Lines that include "dient" make up the answer; copy all of them from the data below.

# Records supplied
..............................

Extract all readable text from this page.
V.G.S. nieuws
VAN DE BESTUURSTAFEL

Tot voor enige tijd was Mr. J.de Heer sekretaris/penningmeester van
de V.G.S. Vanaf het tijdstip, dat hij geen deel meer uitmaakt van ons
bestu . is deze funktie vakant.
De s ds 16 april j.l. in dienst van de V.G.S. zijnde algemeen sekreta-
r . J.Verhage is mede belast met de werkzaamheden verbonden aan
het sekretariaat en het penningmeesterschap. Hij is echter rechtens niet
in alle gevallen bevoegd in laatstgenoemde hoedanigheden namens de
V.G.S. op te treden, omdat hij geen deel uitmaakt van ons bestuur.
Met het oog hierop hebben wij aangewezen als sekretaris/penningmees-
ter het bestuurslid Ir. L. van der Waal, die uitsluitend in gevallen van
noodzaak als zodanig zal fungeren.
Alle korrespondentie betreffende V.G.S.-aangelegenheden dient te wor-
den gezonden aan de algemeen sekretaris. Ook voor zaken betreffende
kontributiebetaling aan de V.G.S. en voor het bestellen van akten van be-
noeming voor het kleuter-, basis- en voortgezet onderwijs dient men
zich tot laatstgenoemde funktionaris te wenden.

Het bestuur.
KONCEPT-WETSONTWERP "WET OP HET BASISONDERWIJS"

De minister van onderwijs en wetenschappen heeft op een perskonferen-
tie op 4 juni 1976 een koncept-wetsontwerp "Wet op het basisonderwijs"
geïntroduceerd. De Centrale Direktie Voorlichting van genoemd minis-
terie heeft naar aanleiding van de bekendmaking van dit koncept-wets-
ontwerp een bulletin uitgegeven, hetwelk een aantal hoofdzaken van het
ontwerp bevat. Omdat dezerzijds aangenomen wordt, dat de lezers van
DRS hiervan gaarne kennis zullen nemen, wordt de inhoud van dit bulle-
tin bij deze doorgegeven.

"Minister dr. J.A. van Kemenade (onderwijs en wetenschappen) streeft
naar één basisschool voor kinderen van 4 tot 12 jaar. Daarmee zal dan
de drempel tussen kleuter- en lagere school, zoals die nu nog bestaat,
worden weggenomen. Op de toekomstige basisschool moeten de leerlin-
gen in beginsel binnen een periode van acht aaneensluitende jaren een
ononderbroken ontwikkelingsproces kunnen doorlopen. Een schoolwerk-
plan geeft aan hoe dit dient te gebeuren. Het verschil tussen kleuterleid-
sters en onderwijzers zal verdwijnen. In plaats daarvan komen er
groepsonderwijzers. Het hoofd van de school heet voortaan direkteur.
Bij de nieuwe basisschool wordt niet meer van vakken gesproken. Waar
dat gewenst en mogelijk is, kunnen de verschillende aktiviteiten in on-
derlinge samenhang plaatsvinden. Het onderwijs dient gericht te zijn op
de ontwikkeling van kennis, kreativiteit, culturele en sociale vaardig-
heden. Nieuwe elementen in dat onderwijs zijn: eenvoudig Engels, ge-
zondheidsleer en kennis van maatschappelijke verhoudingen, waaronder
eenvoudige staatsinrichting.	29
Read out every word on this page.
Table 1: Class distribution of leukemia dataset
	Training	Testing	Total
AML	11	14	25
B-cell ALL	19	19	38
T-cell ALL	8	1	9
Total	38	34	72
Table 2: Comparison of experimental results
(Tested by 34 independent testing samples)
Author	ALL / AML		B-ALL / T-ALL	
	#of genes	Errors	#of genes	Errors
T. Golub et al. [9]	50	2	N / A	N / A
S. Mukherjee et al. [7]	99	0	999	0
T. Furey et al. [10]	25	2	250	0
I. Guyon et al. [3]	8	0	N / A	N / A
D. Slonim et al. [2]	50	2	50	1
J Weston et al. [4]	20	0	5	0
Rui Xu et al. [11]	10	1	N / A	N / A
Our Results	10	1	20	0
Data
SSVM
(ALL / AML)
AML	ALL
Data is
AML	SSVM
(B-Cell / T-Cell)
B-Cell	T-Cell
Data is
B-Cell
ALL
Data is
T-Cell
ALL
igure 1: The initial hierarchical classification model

..............................

# Exercise solution
Alle korrespondentie betreffende V.G.S.-aangelegenheden dient te wor-
noeming voor het kleuter-, basis- en voortgezet onderwijs dient men
plan geeft aan hoe dit dient te gebeuren. Het verschil tussen kleuterleid-
derlinge samenhang plaatsvinden. Het onderwijs dient gericht te zijn op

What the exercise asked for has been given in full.